Task instructions =
Nothing other than the lines from the one containing "Read out every word on this page." through the close of the entries below should be printed, each exactly.
— start Input for this task —
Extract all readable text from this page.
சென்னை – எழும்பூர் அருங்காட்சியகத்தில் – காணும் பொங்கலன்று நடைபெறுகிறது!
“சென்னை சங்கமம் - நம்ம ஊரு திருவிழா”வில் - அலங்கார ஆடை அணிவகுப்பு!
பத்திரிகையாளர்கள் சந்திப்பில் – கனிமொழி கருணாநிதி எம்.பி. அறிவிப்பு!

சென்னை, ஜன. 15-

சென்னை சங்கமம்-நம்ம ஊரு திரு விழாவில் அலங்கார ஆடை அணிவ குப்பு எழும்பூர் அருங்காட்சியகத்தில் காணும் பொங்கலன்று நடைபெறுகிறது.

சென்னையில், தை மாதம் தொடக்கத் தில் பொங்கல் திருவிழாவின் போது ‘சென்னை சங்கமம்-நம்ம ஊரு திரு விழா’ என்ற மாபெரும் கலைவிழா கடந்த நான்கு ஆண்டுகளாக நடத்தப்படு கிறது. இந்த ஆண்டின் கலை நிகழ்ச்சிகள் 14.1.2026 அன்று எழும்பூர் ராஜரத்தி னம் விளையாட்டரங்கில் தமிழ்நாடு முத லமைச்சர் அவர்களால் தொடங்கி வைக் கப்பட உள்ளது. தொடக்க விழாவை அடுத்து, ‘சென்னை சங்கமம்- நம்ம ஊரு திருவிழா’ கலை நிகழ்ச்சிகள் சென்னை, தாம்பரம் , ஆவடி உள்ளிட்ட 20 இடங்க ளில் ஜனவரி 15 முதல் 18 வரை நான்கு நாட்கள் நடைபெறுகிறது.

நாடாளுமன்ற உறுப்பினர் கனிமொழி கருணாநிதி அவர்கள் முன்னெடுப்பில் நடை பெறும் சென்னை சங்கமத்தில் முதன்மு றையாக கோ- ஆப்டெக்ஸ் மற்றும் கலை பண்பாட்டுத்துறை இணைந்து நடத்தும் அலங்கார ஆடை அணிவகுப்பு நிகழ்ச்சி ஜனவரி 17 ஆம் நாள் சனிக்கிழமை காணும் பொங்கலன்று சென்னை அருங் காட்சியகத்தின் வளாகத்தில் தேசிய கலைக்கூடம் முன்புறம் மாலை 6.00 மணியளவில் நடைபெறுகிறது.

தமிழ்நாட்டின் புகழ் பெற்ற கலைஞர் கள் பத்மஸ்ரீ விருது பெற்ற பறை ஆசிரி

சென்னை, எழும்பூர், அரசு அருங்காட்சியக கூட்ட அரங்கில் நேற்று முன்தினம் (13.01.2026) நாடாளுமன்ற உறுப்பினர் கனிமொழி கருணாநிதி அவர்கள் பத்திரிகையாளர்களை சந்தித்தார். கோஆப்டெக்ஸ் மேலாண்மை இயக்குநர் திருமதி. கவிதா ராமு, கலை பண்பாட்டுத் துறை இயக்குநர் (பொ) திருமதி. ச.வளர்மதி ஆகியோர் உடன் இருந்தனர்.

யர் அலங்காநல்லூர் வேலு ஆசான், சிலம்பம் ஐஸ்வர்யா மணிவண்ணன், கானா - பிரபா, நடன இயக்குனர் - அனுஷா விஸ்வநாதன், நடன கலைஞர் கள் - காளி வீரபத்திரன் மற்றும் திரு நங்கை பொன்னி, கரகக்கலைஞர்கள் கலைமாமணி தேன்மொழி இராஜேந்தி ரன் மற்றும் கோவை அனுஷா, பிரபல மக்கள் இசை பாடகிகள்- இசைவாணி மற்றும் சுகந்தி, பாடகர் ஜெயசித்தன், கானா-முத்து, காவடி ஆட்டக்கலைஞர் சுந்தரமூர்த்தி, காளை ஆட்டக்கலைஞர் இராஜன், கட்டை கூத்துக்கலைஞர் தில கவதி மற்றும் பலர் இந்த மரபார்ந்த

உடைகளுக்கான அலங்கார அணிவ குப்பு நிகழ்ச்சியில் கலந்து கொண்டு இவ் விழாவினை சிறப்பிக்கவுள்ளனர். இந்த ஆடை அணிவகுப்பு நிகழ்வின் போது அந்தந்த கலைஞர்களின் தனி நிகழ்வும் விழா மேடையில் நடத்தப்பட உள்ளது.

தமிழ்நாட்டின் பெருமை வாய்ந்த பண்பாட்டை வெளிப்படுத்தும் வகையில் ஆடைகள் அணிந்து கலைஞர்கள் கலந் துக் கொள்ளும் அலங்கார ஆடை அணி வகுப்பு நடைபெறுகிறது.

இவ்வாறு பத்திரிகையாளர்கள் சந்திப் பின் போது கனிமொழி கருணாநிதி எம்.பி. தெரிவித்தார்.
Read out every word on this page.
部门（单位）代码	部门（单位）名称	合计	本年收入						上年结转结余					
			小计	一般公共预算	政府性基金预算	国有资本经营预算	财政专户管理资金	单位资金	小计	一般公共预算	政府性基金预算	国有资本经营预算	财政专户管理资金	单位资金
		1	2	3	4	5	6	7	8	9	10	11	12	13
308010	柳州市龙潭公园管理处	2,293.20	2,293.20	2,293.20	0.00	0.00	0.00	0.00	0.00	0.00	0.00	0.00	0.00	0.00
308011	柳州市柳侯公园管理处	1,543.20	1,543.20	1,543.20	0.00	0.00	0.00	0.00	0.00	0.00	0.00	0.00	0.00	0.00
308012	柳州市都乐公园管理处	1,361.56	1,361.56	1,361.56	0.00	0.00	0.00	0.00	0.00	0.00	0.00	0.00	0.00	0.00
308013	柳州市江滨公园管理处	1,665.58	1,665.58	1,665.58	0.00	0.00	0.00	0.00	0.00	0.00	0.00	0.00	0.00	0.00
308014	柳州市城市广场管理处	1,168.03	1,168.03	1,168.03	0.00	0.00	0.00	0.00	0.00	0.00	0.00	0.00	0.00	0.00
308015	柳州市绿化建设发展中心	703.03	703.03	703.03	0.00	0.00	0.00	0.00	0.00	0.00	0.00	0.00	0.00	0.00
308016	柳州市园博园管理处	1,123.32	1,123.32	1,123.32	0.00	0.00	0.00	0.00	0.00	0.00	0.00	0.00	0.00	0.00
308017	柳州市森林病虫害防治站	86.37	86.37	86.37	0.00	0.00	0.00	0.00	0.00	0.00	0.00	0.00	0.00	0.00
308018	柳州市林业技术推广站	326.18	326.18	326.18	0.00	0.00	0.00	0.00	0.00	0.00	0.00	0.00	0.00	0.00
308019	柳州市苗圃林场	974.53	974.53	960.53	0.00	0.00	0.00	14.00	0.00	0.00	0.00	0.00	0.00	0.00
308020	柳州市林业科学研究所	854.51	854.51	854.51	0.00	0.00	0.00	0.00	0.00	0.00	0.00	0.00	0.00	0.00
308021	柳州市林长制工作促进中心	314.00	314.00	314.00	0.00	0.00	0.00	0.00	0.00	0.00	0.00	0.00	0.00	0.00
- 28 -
— end Input for this task —
Written answer =
Read out every word on this page.
部门（单位）代码	部门（单位）名称	合计	本年收入						上年结转结余					
			小计	一般公共预算	政府性基金预算	国有资本经营预算	财政专户管理资金	单位资金	小计	一般公共预算	政府性基金预算	国有资本经营预算	财政专户管理资金	单位资金
		1	2	3	4	5	6	7	8	9	10	11	12	13
308010	柳州市龙潭公园管理处	2,293.20	2,293.20	2,293.20	0.00	0.00	0.00	0.00	0.00	0.00	0.00	0.00	0.00	0.00
308011	柳州市柳侯公园管理处	1,543.20	1,543.20	1,543.20	0.00	0.00	0.00	0.00	0.00	0.00	0.00	0.00	0.00	0.00
308012	柳州市都乐公园管理处	1,361.56	1,361.56	1,361.56	0.00	0.00	0.00	0.00	0.00	0.00	0.00	0.00	0.00	0.00
308013	柳州市江滨公园管理处	1,665.58	1,665.58	1,665.58	0.00	0.00	0.00	0.00	0.00	0.00	0.00	0.00	0.00	0.00
308014	柳州市城市广场管理处	1,168.03	1,168.03	1,168.03	0.00	0.00	0.00	0.00	0.00	0.00	0.00	0.00	0.00	0.00
308015	柳州市绿化建设发展中心	703.03	703.03	703.03	0.00	0.00	0.00	0.00	0.00	0.00	0.00	0.00	0.00	0.00
308016	柳州市园博园管理处	1,123.32	1,123.32	1,123.32	0.00	0.00	0.00	0.00	0.00	0.00	0.00	0.00	0.00	0.00
308017	柳州市森林病虫害防治站	86.37	86.37	86.37	0.00	0.00	0.00	0.00	0.00	0.00	0.00	0.00	0.00	0.00
308018	柳州市林业技术推广站	326.18	326.18	326.18	0.00	0.00	0.00	0.00	0.00	0.00	0.00	0.00	0.00	0.00
308019	柳州市苗圃林场	974.53	974.53	960.53	0.00	0.00	0.00	14.00	0.00	0.00	0.00	0.00	0.00	0.00
308020	柳州市林业科学研究所	854.51	854.51	854.51	0.00	0.00	0.00	0.00	0.00	0.00	0.00	0.00	0.00	0.00
308021	柳州市林长制工作促进中心	314.00	314.00	314.00	0.00	0.00	0.00	0.00	0.00	0.00	0.00	0.00	0.00	0.00
- 28 -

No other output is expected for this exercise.